::: Provided entries :::

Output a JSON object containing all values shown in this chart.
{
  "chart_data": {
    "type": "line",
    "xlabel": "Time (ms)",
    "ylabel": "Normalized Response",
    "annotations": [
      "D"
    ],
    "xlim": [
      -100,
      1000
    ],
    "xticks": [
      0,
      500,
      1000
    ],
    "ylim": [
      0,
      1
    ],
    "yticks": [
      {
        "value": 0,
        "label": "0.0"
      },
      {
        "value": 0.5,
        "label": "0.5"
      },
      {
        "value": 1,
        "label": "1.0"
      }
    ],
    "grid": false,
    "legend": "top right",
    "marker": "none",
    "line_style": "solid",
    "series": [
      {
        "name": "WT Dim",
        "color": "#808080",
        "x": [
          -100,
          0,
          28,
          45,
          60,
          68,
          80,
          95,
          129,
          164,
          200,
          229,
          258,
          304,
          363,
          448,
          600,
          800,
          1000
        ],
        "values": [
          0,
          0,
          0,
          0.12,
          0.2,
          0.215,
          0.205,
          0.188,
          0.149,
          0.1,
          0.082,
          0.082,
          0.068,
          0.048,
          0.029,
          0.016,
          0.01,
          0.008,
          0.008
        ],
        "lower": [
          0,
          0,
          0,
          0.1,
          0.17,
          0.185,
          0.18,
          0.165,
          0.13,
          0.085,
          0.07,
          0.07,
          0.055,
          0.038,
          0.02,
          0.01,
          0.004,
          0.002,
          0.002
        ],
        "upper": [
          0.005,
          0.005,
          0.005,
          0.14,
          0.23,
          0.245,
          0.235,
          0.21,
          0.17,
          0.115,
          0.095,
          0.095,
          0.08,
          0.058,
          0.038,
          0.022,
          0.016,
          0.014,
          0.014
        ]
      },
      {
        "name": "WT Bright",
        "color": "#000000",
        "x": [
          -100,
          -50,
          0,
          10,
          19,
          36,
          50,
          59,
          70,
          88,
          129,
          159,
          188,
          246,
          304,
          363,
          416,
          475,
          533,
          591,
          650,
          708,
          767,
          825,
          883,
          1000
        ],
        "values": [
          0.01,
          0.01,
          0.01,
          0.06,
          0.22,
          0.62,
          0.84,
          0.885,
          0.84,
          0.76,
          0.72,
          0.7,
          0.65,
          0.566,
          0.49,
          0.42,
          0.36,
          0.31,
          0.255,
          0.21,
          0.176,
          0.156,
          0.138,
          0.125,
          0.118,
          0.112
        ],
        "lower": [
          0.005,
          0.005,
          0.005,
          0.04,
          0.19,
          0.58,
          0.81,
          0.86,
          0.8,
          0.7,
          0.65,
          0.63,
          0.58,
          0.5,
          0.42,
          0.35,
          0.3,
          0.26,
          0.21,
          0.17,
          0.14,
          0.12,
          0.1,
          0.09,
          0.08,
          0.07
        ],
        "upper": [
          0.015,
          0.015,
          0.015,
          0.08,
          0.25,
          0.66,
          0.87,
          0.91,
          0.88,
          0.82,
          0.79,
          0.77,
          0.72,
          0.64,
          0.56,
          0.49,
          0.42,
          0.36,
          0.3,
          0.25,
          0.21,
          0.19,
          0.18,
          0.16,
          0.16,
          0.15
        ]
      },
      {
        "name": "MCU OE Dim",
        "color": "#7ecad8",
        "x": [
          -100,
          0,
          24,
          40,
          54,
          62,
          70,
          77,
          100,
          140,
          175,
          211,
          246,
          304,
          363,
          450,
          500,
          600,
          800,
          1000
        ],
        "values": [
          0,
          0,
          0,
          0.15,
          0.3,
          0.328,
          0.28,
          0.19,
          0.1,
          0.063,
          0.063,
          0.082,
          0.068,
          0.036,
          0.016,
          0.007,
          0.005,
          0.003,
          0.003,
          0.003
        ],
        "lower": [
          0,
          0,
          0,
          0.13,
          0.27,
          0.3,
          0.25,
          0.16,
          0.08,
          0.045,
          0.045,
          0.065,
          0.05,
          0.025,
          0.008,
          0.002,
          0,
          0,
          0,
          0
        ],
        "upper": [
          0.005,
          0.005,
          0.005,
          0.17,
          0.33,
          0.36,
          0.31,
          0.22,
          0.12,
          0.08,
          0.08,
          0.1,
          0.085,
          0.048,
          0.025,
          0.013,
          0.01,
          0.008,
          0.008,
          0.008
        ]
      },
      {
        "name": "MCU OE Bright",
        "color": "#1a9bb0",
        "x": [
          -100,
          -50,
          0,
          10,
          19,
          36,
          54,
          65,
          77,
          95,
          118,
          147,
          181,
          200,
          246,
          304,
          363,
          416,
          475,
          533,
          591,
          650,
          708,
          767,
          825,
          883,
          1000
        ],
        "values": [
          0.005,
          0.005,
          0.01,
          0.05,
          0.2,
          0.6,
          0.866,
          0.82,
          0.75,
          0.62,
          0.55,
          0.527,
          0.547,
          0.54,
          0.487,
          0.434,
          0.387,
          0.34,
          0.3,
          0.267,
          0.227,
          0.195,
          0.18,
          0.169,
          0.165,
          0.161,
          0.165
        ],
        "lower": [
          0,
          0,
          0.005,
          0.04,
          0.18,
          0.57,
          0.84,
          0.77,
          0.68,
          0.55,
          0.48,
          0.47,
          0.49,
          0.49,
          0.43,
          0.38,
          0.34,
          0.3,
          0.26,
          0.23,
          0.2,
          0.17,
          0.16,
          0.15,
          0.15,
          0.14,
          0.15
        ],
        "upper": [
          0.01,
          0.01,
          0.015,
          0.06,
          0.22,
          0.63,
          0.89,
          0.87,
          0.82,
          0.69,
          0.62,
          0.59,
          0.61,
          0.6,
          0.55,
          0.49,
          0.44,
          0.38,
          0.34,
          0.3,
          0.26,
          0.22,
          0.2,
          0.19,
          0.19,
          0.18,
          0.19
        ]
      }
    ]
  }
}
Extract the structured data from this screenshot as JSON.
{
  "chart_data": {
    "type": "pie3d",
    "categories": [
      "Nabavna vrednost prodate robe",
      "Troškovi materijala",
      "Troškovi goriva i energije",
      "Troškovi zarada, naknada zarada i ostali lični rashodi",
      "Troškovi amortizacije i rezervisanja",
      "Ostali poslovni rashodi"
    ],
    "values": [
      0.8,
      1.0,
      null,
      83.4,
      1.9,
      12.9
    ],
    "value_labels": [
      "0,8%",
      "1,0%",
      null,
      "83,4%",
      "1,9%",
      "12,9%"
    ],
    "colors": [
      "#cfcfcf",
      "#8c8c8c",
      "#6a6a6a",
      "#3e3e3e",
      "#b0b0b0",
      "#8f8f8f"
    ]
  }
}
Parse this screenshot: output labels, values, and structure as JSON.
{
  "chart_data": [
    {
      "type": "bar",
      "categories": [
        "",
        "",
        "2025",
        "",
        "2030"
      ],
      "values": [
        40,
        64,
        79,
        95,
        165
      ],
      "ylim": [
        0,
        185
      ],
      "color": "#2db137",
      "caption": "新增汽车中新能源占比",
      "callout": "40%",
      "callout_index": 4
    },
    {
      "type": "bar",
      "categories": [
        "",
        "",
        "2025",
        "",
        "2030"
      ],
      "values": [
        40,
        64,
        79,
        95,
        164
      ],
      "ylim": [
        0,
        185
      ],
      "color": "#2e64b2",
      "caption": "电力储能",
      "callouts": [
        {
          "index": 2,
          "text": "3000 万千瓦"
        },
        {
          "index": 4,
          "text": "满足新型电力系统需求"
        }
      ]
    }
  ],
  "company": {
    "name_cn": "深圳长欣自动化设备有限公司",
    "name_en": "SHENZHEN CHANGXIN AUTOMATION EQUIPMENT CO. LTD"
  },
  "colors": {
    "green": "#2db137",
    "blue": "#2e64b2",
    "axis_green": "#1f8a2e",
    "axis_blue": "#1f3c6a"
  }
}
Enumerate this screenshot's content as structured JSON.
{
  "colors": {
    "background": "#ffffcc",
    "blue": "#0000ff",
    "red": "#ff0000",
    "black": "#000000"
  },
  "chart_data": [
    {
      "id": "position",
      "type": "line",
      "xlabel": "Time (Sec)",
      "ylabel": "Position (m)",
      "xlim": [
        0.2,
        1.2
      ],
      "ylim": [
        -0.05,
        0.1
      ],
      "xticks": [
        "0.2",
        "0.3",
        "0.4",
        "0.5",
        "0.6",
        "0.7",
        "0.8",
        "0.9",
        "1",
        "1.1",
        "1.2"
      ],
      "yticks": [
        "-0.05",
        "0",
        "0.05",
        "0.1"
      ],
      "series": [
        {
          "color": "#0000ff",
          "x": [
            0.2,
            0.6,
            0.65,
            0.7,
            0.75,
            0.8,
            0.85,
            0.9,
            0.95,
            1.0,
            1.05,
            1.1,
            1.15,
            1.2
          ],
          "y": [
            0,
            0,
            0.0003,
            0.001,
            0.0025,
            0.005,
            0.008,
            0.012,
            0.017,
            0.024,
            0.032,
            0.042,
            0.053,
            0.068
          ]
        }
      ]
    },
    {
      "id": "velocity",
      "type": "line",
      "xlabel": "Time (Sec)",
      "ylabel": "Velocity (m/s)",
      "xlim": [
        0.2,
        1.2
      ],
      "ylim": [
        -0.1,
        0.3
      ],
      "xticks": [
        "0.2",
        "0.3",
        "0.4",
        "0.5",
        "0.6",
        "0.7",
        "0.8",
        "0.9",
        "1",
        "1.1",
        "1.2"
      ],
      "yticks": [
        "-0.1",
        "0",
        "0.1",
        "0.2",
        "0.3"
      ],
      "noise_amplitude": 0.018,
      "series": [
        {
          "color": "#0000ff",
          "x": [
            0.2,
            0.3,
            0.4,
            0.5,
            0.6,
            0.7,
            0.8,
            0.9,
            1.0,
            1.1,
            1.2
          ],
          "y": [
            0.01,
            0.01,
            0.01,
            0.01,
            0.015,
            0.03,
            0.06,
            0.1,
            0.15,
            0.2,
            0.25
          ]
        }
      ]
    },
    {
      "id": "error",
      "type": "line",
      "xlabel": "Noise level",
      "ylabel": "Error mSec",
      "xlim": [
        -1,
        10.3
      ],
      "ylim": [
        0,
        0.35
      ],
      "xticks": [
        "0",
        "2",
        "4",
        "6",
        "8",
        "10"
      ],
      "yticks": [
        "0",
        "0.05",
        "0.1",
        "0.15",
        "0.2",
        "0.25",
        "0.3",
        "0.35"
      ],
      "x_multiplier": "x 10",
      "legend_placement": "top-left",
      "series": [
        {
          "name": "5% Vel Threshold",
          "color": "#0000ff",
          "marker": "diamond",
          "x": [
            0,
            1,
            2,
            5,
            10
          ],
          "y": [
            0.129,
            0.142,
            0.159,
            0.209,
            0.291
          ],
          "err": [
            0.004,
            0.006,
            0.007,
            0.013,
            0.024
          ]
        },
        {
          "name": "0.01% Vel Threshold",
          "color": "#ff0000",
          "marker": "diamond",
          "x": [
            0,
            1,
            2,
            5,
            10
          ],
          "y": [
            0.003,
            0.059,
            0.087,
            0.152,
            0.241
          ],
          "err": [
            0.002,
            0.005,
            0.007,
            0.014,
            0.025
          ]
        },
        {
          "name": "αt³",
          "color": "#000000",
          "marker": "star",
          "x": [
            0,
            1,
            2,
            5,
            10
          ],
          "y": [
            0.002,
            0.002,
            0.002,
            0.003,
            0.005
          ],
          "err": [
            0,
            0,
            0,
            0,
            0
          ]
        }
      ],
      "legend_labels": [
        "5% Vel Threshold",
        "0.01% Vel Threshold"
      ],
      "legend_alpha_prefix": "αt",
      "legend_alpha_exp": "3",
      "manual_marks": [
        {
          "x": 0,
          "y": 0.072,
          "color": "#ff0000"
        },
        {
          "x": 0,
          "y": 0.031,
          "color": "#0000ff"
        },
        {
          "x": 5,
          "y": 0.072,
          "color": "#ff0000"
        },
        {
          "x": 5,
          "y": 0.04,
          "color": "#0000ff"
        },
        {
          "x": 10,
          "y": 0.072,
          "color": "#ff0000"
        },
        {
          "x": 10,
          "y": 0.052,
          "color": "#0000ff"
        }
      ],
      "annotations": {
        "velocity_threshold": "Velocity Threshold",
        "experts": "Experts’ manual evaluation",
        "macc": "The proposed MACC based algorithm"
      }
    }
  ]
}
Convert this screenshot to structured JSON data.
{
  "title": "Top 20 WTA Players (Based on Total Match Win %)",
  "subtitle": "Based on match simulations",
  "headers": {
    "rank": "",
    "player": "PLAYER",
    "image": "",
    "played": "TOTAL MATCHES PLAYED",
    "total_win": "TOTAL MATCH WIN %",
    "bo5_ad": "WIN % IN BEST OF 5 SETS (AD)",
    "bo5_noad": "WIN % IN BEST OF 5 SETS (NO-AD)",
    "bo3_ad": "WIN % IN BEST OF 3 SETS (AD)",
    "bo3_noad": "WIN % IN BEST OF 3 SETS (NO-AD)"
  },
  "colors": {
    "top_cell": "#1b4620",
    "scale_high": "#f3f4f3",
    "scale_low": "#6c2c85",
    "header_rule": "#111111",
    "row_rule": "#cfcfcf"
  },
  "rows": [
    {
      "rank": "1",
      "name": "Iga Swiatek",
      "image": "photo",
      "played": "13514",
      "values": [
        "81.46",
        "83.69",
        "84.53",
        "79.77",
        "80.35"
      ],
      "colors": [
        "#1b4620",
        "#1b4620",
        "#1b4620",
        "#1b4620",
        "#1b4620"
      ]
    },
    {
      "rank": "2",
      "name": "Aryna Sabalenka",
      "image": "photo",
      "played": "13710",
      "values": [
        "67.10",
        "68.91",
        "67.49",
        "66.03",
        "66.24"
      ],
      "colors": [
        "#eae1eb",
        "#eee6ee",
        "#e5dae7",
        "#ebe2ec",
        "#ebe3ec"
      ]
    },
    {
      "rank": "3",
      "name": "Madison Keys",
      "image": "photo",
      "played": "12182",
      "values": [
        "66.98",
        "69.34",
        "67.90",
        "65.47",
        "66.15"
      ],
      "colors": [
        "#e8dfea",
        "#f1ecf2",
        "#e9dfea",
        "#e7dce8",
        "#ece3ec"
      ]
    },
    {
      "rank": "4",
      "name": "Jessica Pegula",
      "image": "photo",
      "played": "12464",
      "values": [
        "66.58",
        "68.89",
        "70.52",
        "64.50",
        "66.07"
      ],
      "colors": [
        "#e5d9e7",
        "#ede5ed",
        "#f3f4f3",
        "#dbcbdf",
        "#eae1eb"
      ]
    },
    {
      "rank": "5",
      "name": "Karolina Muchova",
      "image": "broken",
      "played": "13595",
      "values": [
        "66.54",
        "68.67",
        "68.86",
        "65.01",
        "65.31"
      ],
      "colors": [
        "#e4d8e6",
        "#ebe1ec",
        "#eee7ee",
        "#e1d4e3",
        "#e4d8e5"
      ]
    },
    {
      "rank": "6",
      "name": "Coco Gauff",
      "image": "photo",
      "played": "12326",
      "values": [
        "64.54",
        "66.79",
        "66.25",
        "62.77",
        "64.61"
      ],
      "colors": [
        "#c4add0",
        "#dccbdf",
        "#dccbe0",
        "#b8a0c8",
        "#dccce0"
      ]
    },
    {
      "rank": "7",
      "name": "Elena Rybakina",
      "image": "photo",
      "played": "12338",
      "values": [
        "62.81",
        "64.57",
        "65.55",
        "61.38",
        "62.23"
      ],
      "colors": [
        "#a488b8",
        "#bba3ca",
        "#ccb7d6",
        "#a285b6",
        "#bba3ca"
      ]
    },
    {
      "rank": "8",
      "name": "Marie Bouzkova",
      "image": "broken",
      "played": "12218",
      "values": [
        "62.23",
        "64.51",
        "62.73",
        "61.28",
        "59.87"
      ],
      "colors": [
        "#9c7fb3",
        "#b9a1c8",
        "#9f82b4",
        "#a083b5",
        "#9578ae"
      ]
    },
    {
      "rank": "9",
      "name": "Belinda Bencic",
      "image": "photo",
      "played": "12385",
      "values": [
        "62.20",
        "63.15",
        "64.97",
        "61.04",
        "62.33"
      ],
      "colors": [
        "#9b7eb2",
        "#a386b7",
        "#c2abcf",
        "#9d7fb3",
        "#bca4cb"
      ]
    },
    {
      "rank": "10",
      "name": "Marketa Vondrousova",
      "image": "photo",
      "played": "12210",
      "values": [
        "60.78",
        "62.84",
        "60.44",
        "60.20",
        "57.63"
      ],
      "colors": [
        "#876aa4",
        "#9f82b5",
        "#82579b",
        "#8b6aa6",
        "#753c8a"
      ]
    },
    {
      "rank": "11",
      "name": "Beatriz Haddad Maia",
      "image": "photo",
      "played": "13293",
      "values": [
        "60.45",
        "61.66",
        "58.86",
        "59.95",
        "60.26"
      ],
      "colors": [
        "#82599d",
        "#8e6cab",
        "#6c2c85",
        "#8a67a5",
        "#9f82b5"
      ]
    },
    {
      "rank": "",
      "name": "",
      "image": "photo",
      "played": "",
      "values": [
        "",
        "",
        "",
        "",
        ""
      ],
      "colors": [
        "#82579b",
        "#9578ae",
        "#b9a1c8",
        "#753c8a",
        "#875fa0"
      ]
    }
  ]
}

:::

The problem:
Which lines contain the word "this"? Copy each of them.

Reply:
Output a JSON object containing all values shown in this chart.
Extract the structured data from this screenshot as JSON.
Parse this screenshot: output labels, values, and structure as JSON.
Enumerate this screenshot's content as structured JSON.
Convert this screenshot to structured JSON data.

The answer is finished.